TASK BRIEF = Write the data out again exactly, with no pictures.

─── EXTRACTED ENTRIES

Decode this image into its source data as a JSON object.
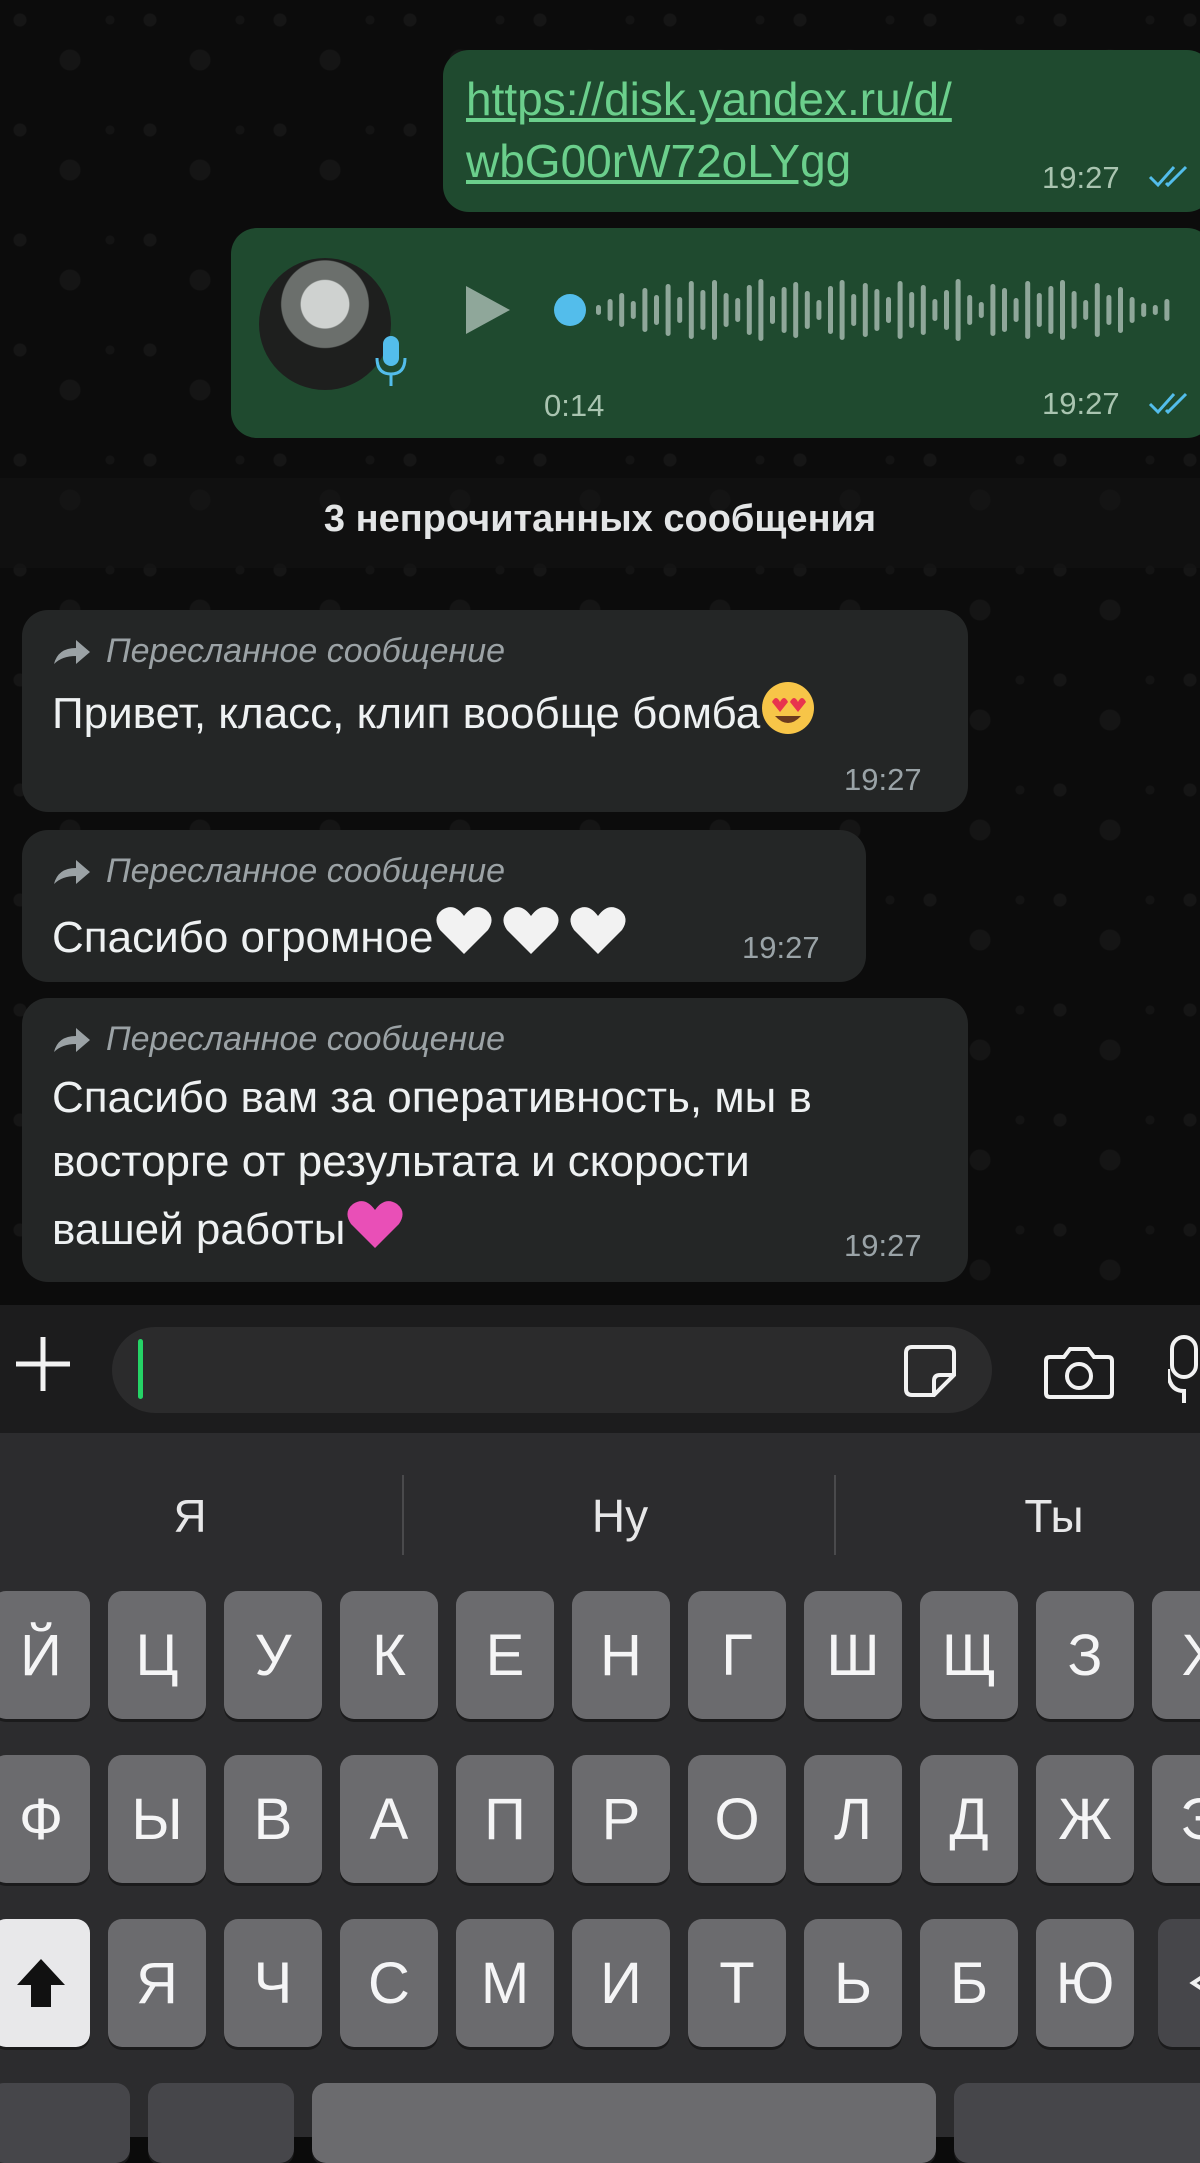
{
  "messages": {
    "link": {
      "line1": "https://disk.yandex.ru/d/",
      "line2": "wbG00rW72oLYgg",
      "time": "19:27"
    },
    "voice": {
      "duration": "0:14",
      "time": "19:27"
    },
    "unread_label": "3 непрочитанных сообщения",
    "incoming": [
      {
        "forwarded": "Пересланное сообщение",
        "text": "Привет, класс, клип вообще бомба",
        "emoji": "heart-eyes",
        "time": "19:27"
      },
      {
        "forwarded": "Пересланное сообщение",
        "text": "Спасибо огромное",
        "emoji": "white-hearts",
        "time": "19:27"
      },
      {
        "forwarded": "Пересланное сообщение",
        "line1": "Спасибо вам за оперативность, мы в",
        "line2": "восторге от результата и скорости",
        "line3": "вашей работы",
        "emoji": "pink-heart",
        "time": "19:27"
      }
    ]
  },
  "colors": {
    "outgoing_bubble": "#1f4a2f",
    "incoming_bubble": "#242626",
    "link": "#6bcf8c",
    "ticks": "#53bdeb",
    "caret": "#25d366"
  },
  "keyboard": {
    "suggestions": [
      "Я",
      "Ну",
      "Ты"
    ],
    "row1": [
      "Й",
      "Ц",
      "У",
      "К",
      "Е",
      "Н",
      "Г",
      "Ш",
      "Щ",
      "З",
      "Х"
    ],
    "row2": [
      "Ф",
      "Ы",
      "В",
      "А",
      "П",
      "Р",
      "О",
      "Л",
      "Д",
      "Ж",
      "Э"
    ],
    "row3": [
      "Я",
      "Ч",
      "С",
      "М",
      "И",
      "Т",
      "Ь",
      "Б",
      "Ю"
    ]
  }
}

──────

TASK SOLUTION =
Decode this image into its source data as a JSON object.
{
  "messages": {
    "link": {
      "line1": "https://disk.yandex.ru/d/",
      "line2": "wbG00rW72oLYgg",
      "time": "19:27"
    },
    "voice": {
      "duration": "0:14",
      "time": "19:27"
    },
    "unread_label": "3 непрочитанных сообщения",
    "incoming": [
      {
        "forwarded": "Пересланное сообщение",
        "text": "Привет, класс, клип вообще бомба",
        "emoji": "heart-eyes",
        "time": "19:27"
      },
      {
        "forwarded": "Пересланное сообщение",
        "text": "Спасибо огромное",
        "emoji": "white-hearts",
        "time": "19:27"
      },
      {
        "forwarded": "Пересланное сообщение",
        "line1": "Спасибо вам за оперативность, мы в",
        "line2": "восторге от результата и скорости",
        "line3": "вашей работы",
        "emoji": "pink-heart",
        "time": "19:27"
      }
    ]
  },
  "colors": {
    "outgoing_bubble": "#1f4a2f",
    "incoming_bubble": "#242626",
    "link": "#6bcf8c",
    "ticks": "#53bdeb",
    "caret": "#25d366"
  },
  "keyboard": {
    "suggestions": [
      "Я",
      "Ну",
      "Ты"
    ],
    "row1": [
      "Й",
      "Ц",
      "У",
      "К",
      "Е",
      "Н",
      "Г",
      "Ш",
      "Щ",
      "З",
      "Х"
    ],
    "row2": [
      "Ф",
      "Ы",
      "В",
      "А",
      "П",
      "Р",
      "О",
      "Л",
      "Д",
      "Ж",
      "Э"
    ],
    "row3": [
      "Я",
      "Ч",
      "С",
      "М",
      "И",
      "Т",
      "Ь",
      "Б",
      "Ю"
    ]
  }
}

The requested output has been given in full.